— DATA SECTION —
....

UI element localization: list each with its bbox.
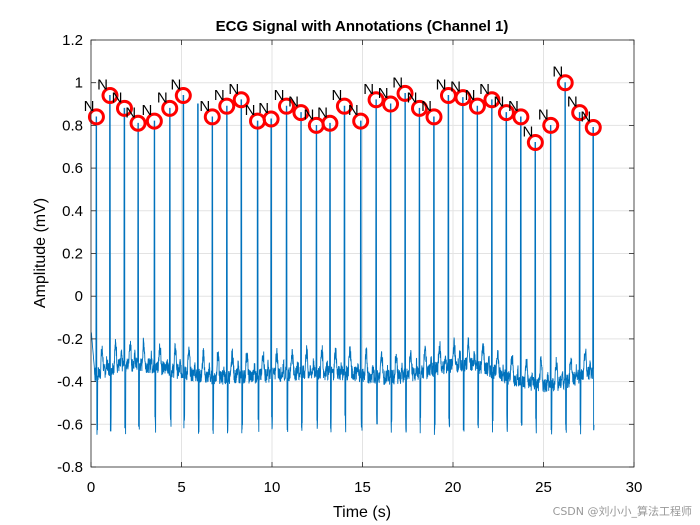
annotation-marker (584, 119, 602, 137)
annotation-label: N (494, 94, 505, 111)
annotation-marker (352, 112, 370, 130)
y-tick-label: 0.6 (62, 160, 83, 177)
annotation-marker (468, 97, 486, 115)
annotation-label: N (392, 74, 403, 91)
annotation-label: N (112, 89, 123, 106)
annotation-marker (542, 116, 560, 134)
annotation-marker (396, 84, 414, 102)
annotation-marker (497, 104, 515, 122)
x-tick-label: 20 (445, 479, 462, 496)
annotation-label: N (199, 98, 210, 115)
annotation-label: N (580, 109, 591, 126)
annotation-marker (425, 108, 443, 126)
annotation-label: N (567, 94, 578, 111)
annotation-label: N (552, 64, 563, 81)
x-tick-label: 30 (626, 479, 643, 496)
annotation-label: N (84, 98, 95, 115)
annotation-label: N (332, 87, 343, 104)
annotation-marker (232, 91, 250, 109)
y-tick-label: -0.4 (57, 374, 83, 391)
ecg-signal-line (90, 82, 595, 435)
annotation-marker (174, 87, 192, 105)
annotation-marker (262, 110, 280, 128)
y-tick-label: 0.4 (62, 203, 83, 220)
annotation-label: N (142, 102, 153, 119)
y-axis-label: Amplitude (mV) (32, 198, 49, 308)
watermark: CSDN @刘小小_算法工程师 (553, 504, 692, 518)
chart-title: ECG Signal with Annotations (Channel 1) (216, 18, 509, 35)
annotation-marker (483, 91, 501, 109)
y-tick-label: 0.2 (62, 246, 83, 263)
annotation-marker (203, 108, 221, 126)
y-tick-label: -0.2 (57, 331, 83, 348)
annotation-marker (161, 99, 179, 117)
annotation-label: N (170, 77, 181, 94)
annotation-marker (454, 89, 472, 107)
annotation-label: N (479, 81, 490, 98)
x-tick-label: 10 (264, 479, 281, 496)
annotation-marker (367, 91, 385, 109)
annotation-label: N (363, 81, 374, 98)
annotation-marker (526, 133, 544, 151)
x-tick-label: 5 (177, 479, 185, 496)
y-tick-label: 1.2 (62, 32, 83, 49)
annotation-marker (571, 104, 589, 122)
x-tick-label: 15 (354, 479, 371, 496)
annotation-label: N (214, 87, 225, 104)
tick-layer: 0 5 10 15 20 25 30 -0.8 -0.6 -0.4 -0.2 0 0.2 0.4 0.6 0.… (57, 32, 642, 496)
annotation-label: N (348, 102, 359, 119)
annotation-label: N (450, 79, 461, 96)
annotation-label: N (274, 87, 285, 104)
annotation-label: N (407, 89, 418, 106)
annotation-marker (556, 74, 574, 92)
annotation-label: N (125, 104, 136, 121)
annotation-label: N (317, 104, 328, 121)
annotation-label: N (258, 100, 269, 117)
x-axis-label: Time (s) (333, 504, 391, 521)
annotation-marker (292, 104, 310, 122)
annotation-label: N (436, 77, 447, 94)
annotation-label: N (228, 81, 239, 98)
annotation-marker (87, 108, 105, 126)
annotation-label: N (465, 87, 476, 104)
annotation-marker (335, 97, 353, 115)
annotation-marker (382, 95, 400, 113)
annotation-label: N (157, 89, 168, 106)
annotation-marker (218, 97, 236, 115)
y-tick-label: 1 (75, 75, 83, 92)
y-tick-label: -0.6 (57, 416, 83, 433)
annotation-marker (129, 114, 147, 132)
annotation-label: N (288, 94, 299, 111)
annotation-marker (145, 112, 163, 130)
annotation-marker (512, 108, 530, 126)
y-tick-label: 0 (75, 288, 83, 305)
annotation-marker (277, 97, 295, 115)
x-tick-label: 0 (87, 479, 95, 496)
annotation-marker (411, 99, 429, 117)
annotation-label: N (304, 106, 315, 123)
annotation-label: N (245, 102, 256, 119)
y-tick-label: 0.8 (62, 117, 83, 134)
x-tick-label: 25 (535, 479, 552, 496)
annotation-label: N (508, 98, 519, 115)
annotation-label: N (538, 106, 549, 123)
annotation-label: N (378, 85, 389, 102)
annotation-marker (101, 87, 119, 105)
annotation-marker (115, 99, 133, 117)
annotation-label: N (523, 123, 534, 140)
annotation-label: N (97, 77, 108, 94)
annotation-marker (321, 114, 339, 132)
y-tick-label: -0.8 (57, 459, 83, 476)
signal-layer (90, 82, 595, 435)
annotation-label: N (421, 98, 432, 115)
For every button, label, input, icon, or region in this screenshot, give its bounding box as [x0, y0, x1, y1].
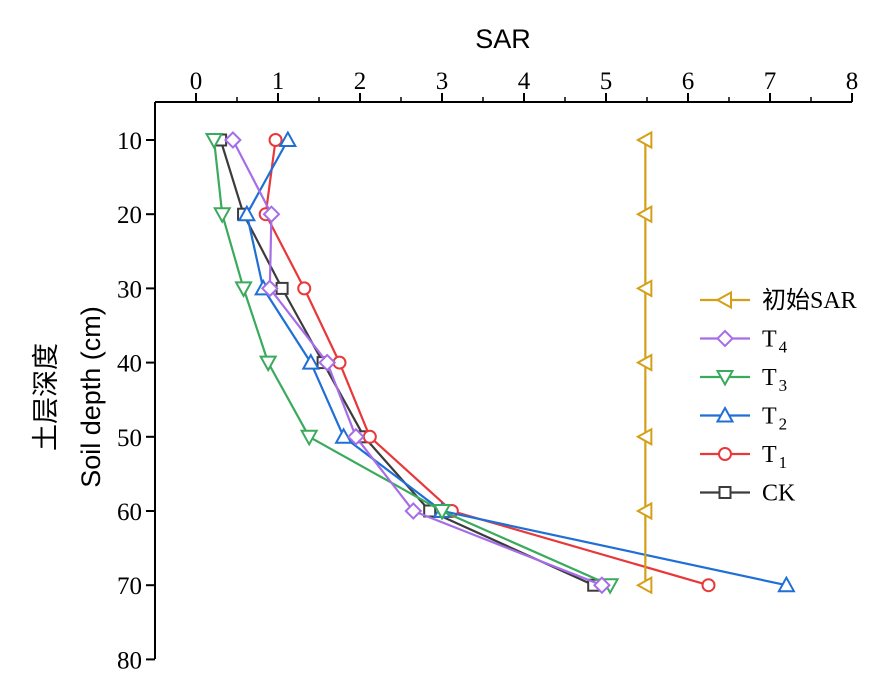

....

— SET PROBLEM —
Can you copy all the entries above word for word, leaving out the pictures?

— ANSWER FOR THE TASK —
UI element localization: list each with its bbox.
annotation-marker (584, 119, 602, 137)
annotation-label: N (494, 94, 505, 111)
annotation-marker (352, 112, 370, 130)
y-tick-label: 0.6 (62, 160, 83, 177)
annotation-marker (468, 97, 486, 115)
annotation-label: N (392, 74, 403, 91)
annotation-label: N (112, 89, 123, 106)
annotation-marker (542, 116, 560, 134)
annotation-marker (396, 84, 414, 102)
annotation-marker (497, 104, 515, 122)
x-tick-label: 20 (445, 479, 462, 496)
annotation-label: N (199, 98, 210, 115)
annotation-label: N (580, 109, 591, 126)
annotation-marker (425, 108, 443, 126)
annotation-label: N (567, 94, 578, 111)
annotation-label: N (552, 64, 563, 81)
x-tick-label: 30 (626, 479, 643, 496)
annotation-label: N (84, 98, 95, 115)
annotation-label: N (332, 87, 343, 104)
annotation-marker (232, 91, 250, 109)
y-tick-label: -0.4 (57, 374, 83, 391)
ecg-signal-line (90, 82, 595, 435)
annotation-marker (174, 87, 192, 105)
annotation-marker (262, 110, 280, 128)
y-tick-label: 0.4 (62, 203, 83, 220)
annotation-label: N (142, 102, 153, 119)
y-axis-label: Amplitude (mV) (32, 198, 49, 308)
watermark: CSDN @刘小小_算法工程师 (553, 504, 692, 518)
chart-title: ECG Signal with Annotations (Channel 1) (216, 18, 509, 35)
annotation-marker (483, 91, 501, 109)
y-tick-label: 0.2 (62, 246, 83, 263)
annotation-marker (203, 108, 221, 126)
y-tick-label: -0.2 (57, 331, 83, 348)
annotation-marker (161, 99, 179, 117)
annotation-label: N (170, 77, 181, 94)
annotation-marker (454, 89, 472, 107)
annotation-label: N (479, 81, 490, 98)
x-tick-label: 10 (264, 479, 281, 496)
annotation-marker (367, 91, 385, 109)
annotation-label: N (363, 81, 374, 98)
annotation-marker (526, 133, 544, 151)
x-tick-label: 5 (177, 479, 185, 496)
y-tick-label: 1.2 (62, 32, 83, 49)
annotation-marker (571, 104, 589, 122)
x-tick-label: 15 (354, 479, 371, 496)
annotation-label: N (214, 87, 225, 104)
tick-layer: 0 5 10 15 20 25 30 -0.8 -0.6 -0.4 -0.2 0 0.2 0.4 0.6 0.… (57, 32, 642, 496)
annotation-label: N (348, 102, 359, 119)
annotation-label: N (450, 79, 461, 96)
annotation-label: N (274, 87, 285, 104)
annotation-label: N (407, 89, 418, 106)
annotation-marker (556, 74, 574, 92)
annotation-label: N (125, 104, 136, 121)
annotation-label: N (317, 104, 328, 121)
annotation-label: N (258, 100, 269, 117)
x-axis-label: Time (s) (333, 504, 391, 521)
annotation-marker (292, 104, 310, 122)
annotation-label: N (436, 77, 447, 94)
annotation-label: N (228, 81, 239, 98)
annotation-marker (87, 108, 105, 126)
annotation-label: N (465, 87, 476, 104)
annotation-marker (335, 97, 353, 115)
annotation-marker (382, 95, 400, 113)
annotation-label: N (157, 89, 168, 106)
annotation-marker (218, 97, 236, 115)
y-tick-label: 1 (75, 75, 83, 92)
y-tick-label: -0.6 (57, 416, 83, 433)
annotation-marker (129, 114, 147, 132)
annotation-label: N (288, 94, 299, 111)
annotation-marker (145, 112, 163, 130)
annotation-marker (512, 108, 530, 126)
y-tick-label: 0 (75, 288, 83, 305)
annotation-marker (277, 97, 295, 115)
x-tick-label: 0 (87, 479, 95, 496)
annotation-marker (411, 99, 429, 117)
annotation-label: N (304, 106, 315, 123)
annotation-label: N (245, 102, 256, 119)
y-tick-label: 0.8 (62, 117, 83, 134)
x-tick-label: 25 (535, 479, 552, 496)
annotation-label: N (508, 98, 519, 115)
annotation-label: N (538, 106, 549, 123)
annotation-label: N (378, 85, 389, 102)
annotation-marker (101, 87, 119, 105)
annotation-marker (115, 99, 133, 117)
annotation-label: N (523, 123, 534, 140)
annotation-label: N (97, 77, 108, 94)
annotation-marker (321, 114, 339, 132)
y-tick-label: -0.8 (57, 459, 83, 476)
signal-layer (90, 82, 595, 435)
annotation-label: N (421, 98, 432, 115)
For every button, label, input, icon, or region in this screenshot, give its bounding box as [x0, y0, x1, y1].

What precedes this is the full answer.